» **PROMPT**:
Scan the listing below. Report each line that includes "Силикатная".

» **DATA SHOWN**:
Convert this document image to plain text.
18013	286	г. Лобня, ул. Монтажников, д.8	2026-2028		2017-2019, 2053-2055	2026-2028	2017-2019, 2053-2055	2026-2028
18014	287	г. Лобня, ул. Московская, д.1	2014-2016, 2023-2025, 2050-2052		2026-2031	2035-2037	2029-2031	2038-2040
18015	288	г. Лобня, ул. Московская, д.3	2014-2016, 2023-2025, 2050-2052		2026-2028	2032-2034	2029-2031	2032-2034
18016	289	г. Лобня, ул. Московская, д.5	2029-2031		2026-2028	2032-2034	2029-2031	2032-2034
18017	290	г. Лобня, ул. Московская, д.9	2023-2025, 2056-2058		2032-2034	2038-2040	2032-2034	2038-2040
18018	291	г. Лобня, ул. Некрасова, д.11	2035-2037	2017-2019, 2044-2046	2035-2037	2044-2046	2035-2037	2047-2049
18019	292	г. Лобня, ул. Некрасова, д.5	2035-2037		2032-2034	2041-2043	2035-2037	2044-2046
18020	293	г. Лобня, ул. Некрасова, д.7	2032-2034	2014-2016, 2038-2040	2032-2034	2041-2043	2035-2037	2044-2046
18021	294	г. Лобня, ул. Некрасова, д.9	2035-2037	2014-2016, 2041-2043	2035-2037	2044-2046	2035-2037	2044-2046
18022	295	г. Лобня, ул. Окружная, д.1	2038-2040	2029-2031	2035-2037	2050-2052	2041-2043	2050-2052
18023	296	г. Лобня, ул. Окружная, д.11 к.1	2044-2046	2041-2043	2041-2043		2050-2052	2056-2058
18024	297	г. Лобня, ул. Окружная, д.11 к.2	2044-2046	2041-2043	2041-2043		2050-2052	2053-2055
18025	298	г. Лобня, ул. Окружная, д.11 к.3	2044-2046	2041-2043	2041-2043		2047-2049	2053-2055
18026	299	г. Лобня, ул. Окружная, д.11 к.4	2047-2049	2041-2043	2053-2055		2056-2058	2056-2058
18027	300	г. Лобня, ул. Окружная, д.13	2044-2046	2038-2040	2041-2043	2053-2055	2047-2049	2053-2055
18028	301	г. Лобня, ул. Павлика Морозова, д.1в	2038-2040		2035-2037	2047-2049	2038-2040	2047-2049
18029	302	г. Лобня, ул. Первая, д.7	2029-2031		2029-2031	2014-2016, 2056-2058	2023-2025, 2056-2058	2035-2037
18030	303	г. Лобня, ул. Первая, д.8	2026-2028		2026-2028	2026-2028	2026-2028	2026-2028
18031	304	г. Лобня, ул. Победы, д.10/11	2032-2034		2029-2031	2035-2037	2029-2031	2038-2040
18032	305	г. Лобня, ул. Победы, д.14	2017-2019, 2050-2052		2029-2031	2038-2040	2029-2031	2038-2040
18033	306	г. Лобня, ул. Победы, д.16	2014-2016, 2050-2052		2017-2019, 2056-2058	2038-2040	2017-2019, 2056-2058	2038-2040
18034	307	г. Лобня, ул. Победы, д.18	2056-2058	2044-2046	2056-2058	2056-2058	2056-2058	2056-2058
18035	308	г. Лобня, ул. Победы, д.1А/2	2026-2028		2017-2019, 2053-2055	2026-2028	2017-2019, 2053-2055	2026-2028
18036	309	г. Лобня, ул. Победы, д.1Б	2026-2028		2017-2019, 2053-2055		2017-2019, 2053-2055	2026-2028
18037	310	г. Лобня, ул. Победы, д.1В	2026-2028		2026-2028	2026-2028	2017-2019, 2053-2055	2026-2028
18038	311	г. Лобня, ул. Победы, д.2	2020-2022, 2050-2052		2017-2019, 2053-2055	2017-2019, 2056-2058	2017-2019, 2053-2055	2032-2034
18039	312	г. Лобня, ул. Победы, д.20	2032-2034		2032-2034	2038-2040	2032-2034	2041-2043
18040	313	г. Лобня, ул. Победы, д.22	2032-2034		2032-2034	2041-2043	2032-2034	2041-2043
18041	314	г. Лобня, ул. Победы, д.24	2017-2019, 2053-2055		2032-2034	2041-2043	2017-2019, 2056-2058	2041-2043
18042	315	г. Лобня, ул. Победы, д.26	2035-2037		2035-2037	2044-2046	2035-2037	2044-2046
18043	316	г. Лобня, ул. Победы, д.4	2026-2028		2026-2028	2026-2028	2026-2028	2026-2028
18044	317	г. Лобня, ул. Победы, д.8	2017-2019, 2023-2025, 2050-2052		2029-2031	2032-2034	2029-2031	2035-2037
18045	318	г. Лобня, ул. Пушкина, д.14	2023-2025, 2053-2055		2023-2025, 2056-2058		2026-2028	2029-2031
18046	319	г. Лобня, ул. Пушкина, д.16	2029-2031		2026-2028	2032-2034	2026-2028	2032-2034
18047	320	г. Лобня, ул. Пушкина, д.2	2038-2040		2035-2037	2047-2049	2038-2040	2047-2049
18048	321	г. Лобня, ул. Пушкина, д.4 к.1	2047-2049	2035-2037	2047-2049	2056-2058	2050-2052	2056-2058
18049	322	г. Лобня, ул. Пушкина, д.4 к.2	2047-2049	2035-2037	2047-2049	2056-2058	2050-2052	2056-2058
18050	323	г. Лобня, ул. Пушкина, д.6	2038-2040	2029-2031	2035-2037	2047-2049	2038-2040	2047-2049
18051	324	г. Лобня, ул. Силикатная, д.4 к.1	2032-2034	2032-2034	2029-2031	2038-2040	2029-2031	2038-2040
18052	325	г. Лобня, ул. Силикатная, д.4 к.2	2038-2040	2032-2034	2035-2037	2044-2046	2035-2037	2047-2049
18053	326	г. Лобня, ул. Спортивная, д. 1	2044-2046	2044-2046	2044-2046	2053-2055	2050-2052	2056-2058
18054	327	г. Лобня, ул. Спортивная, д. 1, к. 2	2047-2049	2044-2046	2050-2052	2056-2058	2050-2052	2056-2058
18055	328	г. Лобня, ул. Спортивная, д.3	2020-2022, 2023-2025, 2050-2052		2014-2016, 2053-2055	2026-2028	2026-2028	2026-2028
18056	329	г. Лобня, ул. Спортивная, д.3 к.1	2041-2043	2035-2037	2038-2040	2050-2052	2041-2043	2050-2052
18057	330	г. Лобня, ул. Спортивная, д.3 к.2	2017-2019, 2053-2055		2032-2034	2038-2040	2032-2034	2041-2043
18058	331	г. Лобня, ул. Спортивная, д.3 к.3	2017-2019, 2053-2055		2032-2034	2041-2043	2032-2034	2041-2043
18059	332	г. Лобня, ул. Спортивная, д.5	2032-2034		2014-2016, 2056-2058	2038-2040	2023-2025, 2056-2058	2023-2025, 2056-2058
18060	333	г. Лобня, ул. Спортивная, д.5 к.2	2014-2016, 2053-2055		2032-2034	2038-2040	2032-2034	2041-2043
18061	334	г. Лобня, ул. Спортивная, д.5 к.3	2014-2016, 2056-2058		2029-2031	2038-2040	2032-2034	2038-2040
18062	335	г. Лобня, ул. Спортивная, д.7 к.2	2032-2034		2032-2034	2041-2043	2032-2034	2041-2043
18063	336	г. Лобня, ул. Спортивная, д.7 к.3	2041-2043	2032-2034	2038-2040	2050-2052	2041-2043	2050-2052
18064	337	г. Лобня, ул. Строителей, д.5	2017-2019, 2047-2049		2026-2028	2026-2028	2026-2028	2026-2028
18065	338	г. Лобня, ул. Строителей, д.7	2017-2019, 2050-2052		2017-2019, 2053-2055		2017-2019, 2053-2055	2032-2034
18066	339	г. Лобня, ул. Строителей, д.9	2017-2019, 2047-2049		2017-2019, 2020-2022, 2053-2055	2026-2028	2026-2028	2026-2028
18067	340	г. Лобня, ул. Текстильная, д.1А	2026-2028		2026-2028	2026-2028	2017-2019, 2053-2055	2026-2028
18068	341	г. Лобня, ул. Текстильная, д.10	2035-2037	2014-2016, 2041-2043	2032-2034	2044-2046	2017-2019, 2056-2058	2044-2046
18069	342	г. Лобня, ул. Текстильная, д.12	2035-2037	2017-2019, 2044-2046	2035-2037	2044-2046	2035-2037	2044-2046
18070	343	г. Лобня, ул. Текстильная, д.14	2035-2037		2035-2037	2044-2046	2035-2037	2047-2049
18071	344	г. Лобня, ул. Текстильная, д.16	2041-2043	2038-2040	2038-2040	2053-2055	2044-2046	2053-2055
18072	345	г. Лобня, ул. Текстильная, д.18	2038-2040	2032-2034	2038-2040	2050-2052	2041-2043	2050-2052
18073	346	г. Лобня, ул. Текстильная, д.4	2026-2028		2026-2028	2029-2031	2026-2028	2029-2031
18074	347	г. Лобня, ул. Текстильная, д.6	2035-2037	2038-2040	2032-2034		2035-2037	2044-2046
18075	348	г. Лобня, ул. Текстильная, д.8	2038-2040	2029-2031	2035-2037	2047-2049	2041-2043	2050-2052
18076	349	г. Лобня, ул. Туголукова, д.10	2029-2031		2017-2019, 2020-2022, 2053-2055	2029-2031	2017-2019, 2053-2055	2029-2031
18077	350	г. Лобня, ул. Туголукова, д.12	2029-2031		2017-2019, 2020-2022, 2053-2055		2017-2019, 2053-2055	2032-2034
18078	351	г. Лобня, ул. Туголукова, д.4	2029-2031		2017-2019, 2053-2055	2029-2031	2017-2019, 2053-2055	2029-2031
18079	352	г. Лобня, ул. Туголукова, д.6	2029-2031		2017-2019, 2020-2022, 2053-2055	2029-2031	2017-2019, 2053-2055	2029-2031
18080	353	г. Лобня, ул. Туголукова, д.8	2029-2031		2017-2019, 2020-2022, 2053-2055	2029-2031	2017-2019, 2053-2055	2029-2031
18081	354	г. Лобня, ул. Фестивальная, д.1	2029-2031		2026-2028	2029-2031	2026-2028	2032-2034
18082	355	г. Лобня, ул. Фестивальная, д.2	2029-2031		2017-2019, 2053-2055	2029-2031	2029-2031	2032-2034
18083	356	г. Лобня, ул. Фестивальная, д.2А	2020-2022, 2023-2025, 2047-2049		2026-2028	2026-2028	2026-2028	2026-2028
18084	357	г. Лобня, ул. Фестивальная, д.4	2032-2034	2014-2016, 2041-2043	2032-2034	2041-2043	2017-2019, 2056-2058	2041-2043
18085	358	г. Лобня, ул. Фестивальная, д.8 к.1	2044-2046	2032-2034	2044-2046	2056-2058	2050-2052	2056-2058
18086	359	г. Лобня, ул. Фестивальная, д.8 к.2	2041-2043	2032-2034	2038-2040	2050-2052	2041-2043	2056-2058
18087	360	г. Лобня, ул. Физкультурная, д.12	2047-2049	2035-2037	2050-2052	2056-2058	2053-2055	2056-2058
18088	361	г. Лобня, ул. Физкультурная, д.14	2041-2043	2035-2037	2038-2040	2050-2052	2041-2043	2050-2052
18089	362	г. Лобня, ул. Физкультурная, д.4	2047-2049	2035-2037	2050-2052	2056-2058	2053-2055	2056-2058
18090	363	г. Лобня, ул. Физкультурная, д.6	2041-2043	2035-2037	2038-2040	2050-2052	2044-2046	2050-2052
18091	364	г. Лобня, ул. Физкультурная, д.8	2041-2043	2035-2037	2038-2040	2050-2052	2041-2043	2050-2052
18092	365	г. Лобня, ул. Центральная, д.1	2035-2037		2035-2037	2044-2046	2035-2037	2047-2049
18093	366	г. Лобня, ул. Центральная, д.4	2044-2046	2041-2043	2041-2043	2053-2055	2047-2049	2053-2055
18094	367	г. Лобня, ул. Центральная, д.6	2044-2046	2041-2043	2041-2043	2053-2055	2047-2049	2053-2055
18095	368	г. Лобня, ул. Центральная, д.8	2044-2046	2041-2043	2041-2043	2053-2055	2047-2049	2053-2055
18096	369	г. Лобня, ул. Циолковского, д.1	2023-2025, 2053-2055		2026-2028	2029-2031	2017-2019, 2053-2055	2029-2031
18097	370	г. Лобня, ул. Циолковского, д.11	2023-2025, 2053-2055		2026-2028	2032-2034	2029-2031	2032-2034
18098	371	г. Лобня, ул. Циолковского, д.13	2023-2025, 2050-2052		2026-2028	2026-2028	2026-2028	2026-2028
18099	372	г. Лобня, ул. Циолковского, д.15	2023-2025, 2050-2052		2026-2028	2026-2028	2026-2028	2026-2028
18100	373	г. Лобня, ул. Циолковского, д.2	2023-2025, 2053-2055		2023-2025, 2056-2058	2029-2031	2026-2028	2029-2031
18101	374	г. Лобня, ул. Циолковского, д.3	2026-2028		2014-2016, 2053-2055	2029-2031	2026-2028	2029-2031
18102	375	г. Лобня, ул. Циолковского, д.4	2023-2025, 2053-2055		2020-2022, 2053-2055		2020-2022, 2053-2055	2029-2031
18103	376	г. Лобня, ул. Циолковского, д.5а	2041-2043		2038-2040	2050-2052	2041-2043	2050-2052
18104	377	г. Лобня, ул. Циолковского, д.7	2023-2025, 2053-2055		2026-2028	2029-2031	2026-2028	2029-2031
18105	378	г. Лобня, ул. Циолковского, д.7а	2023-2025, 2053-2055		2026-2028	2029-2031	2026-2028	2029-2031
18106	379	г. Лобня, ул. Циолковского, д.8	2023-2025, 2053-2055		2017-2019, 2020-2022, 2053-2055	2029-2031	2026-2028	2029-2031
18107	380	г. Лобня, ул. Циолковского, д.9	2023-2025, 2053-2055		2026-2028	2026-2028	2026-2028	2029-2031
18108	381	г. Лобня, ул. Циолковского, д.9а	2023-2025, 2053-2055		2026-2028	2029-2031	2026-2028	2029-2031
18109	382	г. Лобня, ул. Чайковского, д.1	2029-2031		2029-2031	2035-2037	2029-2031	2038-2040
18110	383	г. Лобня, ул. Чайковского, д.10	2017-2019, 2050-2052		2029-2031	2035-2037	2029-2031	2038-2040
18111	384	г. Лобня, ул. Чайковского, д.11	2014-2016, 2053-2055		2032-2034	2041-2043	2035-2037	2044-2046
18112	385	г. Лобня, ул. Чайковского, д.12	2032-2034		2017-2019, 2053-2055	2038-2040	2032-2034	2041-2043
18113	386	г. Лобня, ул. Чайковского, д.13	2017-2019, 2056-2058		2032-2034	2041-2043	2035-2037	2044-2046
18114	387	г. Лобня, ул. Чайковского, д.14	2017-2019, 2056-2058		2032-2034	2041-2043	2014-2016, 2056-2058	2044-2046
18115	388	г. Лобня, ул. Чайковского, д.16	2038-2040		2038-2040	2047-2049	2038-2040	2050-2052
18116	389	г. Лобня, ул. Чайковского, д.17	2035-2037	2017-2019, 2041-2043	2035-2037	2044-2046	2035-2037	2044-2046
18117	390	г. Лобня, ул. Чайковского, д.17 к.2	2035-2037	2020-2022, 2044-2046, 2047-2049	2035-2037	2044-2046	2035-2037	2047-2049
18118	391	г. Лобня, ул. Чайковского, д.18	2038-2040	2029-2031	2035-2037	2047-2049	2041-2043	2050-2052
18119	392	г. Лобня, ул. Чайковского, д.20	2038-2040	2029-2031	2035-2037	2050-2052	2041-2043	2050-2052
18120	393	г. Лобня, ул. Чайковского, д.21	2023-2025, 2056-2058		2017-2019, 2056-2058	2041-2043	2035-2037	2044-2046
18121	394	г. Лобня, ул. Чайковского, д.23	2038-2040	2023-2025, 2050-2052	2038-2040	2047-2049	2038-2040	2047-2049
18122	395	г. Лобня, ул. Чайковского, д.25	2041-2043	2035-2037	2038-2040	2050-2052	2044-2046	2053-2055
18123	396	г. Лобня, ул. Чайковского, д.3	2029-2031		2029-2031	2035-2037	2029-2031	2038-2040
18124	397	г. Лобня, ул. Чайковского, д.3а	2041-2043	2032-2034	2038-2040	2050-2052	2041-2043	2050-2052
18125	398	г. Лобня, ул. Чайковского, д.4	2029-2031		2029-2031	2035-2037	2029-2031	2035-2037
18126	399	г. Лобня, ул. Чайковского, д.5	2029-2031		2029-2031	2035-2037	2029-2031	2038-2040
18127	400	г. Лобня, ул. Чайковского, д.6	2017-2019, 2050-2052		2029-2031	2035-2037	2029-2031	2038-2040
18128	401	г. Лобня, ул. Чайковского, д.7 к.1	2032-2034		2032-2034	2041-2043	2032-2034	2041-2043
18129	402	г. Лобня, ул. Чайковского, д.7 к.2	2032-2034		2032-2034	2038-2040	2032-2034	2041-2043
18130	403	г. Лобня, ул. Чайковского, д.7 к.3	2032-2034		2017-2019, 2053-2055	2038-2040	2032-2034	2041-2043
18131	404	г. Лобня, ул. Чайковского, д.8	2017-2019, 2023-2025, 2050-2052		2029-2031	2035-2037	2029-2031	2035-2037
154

» **RESPONSE TO THE TASK**:
18051	324	г. Лобня, ул. Силикатная, д.4 к.1	2032-2034	2032-2034	2029-2031	2038-2040	2029-2031	2038-2040
18052	325	г. Лобня, ул. Силикатная, д.4 к.2	2038-2040	2032-2034	2035-2037	2044-2046	2035-2037	2047-2049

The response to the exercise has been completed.